# Aim of the task
Of all the lines in the data below, how many contain "informare"? Report that number alone.

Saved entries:
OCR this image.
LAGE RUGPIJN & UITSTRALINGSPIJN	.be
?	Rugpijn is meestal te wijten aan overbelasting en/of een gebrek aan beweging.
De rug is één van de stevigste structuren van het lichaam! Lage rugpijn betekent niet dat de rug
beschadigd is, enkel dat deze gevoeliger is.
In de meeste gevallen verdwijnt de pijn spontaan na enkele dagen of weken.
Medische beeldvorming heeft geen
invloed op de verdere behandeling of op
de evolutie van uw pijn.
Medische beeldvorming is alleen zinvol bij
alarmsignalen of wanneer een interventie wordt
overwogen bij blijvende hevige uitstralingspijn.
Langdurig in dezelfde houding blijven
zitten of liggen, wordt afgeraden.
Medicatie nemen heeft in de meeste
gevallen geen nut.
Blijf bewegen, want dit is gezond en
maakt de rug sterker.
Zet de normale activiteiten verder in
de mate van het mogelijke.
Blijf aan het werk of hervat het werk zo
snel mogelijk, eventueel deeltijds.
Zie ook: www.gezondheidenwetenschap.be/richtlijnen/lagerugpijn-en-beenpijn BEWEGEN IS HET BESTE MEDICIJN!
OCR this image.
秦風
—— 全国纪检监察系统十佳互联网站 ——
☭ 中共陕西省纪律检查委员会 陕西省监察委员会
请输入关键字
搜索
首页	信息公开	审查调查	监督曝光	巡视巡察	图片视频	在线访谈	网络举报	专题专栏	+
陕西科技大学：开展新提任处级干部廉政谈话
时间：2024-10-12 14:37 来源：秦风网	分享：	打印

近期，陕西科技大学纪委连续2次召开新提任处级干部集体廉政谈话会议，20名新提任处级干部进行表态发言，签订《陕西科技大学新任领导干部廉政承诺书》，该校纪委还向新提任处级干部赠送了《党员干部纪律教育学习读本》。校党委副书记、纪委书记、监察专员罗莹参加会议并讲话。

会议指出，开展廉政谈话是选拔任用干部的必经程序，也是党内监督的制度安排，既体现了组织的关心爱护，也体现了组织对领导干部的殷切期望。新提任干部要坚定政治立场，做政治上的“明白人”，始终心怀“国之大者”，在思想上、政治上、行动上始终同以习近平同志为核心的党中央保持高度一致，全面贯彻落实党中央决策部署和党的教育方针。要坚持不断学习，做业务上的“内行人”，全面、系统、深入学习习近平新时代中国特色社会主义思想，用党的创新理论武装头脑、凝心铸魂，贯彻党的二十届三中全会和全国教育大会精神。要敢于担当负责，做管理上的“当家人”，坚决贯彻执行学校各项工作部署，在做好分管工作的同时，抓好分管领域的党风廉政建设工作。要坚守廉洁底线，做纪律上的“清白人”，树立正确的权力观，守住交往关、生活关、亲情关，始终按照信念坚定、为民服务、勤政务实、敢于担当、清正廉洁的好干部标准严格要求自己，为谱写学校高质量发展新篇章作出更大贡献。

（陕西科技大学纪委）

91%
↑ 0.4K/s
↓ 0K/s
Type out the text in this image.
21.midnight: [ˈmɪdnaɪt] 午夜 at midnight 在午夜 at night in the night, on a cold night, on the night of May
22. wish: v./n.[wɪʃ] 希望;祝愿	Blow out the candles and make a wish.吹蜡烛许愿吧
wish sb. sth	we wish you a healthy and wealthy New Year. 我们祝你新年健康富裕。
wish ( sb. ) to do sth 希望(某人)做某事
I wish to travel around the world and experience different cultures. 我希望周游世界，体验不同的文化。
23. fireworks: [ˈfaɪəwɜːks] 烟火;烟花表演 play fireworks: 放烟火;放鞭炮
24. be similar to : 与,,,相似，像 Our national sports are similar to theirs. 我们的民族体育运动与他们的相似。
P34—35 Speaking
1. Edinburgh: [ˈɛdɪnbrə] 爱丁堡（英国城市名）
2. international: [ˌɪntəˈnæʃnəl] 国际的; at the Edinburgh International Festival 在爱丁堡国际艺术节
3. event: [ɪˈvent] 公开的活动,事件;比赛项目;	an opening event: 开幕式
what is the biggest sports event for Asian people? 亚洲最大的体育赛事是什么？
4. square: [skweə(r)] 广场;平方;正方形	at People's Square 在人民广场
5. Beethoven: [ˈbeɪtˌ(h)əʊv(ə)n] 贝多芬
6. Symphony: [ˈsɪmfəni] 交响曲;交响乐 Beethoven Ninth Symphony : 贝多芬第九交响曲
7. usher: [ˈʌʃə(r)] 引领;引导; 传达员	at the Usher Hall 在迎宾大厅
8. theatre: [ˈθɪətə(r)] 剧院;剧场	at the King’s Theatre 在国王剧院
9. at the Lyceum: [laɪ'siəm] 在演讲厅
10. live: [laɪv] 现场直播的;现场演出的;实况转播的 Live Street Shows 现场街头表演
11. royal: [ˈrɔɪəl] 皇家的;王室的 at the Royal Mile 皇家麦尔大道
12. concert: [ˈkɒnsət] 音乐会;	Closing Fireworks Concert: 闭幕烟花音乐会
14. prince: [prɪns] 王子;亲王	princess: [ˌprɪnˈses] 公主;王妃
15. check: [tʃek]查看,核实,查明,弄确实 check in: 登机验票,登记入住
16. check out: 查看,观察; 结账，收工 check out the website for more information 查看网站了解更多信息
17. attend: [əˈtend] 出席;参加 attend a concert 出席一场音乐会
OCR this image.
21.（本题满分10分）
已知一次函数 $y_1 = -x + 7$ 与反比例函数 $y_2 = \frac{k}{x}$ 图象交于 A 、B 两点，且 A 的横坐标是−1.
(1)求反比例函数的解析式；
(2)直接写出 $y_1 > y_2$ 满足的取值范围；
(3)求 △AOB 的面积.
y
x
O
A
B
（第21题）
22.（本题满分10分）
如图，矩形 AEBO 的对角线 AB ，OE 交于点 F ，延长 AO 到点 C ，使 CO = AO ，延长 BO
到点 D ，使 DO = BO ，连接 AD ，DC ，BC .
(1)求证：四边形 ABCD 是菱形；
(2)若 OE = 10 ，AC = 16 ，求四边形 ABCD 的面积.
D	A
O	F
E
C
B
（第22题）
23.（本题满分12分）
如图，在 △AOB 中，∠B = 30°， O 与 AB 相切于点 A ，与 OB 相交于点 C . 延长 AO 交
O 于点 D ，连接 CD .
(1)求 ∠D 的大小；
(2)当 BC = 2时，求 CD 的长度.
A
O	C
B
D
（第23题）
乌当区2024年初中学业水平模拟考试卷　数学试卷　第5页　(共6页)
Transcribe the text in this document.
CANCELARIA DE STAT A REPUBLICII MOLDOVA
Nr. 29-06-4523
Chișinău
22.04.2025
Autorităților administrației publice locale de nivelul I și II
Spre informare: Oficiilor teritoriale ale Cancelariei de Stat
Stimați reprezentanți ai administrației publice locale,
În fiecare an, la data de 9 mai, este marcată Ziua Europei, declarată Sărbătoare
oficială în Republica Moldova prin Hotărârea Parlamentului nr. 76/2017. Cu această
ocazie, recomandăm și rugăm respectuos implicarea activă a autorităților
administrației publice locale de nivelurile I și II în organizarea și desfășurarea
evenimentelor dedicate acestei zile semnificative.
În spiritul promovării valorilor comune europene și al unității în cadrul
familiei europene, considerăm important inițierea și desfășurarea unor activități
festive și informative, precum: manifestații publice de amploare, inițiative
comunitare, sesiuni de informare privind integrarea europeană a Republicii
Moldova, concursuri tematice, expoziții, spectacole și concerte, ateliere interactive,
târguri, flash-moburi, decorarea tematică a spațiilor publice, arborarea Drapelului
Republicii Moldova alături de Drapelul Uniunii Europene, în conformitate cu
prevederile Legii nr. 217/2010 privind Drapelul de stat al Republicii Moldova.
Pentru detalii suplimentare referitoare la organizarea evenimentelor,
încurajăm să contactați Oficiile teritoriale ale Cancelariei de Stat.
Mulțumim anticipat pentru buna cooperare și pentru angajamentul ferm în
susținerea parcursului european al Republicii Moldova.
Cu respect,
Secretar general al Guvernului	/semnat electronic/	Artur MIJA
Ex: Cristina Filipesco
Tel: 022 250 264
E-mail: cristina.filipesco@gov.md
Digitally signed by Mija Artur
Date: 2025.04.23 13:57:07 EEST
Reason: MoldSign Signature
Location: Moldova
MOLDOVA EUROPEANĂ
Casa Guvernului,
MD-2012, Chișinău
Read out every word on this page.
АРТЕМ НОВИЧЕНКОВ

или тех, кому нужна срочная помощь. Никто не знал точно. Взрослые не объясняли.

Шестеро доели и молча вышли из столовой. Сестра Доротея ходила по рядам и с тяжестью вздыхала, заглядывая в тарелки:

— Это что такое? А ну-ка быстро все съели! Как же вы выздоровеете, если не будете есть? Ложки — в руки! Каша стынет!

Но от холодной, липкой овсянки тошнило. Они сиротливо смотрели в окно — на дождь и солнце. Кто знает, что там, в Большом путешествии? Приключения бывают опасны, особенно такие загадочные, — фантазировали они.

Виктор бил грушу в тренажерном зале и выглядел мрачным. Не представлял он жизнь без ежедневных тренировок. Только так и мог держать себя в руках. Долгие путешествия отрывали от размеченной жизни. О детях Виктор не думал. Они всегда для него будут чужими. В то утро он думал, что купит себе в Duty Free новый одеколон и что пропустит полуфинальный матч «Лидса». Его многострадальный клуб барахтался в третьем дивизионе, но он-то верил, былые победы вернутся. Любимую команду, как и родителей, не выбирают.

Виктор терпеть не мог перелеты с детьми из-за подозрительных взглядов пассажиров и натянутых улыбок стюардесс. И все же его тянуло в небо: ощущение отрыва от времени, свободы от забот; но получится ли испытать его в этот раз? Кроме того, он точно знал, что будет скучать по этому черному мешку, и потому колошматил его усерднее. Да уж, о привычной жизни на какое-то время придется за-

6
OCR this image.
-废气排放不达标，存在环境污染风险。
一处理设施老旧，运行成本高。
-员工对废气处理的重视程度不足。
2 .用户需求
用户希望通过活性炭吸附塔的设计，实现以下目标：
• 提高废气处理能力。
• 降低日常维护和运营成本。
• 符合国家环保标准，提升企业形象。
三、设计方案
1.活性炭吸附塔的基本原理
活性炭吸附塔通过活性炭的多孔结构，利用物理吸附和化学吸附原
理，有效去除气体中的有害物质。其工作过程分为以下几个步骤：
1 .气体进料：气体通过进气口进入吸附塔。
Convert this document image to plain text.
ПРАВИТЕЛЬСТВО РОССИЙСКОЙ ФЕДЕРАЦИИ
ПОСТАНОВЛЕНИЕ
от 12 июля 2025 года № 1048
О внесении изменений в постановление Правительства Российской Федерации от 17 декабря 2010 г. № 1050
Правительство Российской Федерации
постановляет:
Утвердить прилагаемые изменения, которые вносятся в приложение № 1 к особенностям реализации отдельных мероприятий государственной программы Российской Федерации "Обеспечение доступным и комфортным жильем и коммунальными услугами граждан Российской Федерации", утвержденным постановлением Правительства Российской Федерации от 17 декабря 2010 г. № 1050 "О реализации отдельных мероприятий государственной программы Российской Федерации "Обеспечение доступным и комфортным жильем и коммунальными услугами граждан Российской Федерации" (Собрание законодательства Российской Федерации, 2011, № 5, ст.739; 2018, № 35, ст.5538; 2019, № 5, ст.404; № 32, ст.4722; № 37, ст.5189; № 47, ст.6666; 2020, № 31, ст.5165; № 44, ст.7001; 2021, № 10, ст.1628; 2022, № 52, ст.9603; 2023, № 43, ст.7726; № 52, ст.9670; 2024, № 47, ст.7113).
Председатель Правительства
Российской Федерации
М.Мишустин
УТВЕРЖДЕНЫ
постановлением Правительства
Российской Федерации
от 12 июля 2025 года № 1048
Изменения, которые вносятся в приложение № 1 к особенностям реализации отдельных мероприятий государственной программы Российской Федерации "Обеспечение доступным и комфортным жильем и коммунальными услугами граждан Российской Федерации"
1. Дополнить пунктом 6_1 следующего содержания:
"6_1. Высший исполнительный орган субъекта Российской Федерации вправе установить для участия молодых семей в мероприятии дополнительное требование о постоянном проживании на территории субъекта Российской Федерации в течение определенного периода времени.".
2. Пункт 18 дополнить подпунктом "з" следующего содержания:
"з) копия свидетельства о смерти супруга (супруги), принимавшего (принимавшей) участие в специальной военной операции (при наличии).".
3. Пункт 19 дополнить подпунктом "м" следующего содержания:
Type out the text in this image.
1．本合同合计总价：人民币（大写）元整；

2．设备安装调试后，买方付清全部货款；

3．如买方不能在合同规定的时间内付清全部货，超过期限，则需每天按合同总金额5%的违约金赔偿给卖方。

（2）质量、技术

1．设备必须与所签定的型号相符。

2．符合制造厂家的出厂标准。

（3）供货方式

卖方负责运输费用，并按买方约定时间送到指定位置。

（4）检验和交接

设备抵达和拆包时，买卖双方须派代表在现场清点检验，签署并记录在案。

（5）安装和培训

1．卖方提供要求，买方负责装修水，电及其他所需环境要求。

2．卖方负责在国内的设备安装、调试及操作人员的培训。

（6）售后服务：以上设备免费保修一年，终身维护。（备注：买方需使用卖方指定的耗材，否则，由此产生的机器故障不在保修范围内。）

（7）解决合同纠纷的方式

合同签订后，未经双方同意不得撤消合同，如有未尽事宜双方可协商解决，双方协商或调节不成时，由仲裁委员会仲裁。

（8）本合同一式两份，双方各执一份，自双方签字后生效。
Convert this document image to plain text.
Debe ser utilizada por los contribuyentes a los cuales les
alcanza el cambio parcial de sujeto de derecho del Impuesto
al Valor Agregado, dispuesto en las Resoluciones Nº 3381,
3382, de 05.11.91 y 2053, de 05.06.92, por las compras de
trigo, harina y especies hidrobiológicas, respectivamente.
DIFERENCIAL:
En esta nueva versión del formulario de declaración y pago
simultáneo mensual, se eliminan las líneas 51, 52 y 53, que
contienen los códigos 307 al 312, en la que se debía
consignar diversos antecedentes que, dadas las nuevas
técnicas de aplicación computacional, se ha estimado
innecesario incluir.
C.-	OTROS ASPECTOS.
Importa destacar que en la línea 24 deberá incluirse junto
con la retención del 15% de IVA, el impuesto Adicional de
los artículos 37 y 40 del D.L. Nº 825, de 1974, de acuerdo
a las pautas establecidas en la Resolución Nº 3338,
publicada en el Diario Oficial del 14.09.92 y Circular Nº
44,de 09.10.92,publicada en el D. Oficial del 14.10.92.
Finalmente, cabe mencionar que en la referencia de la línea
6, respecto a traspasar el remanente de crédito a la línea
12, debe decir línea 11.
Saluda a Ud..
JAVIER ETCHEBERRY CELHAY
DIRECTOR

# Result
2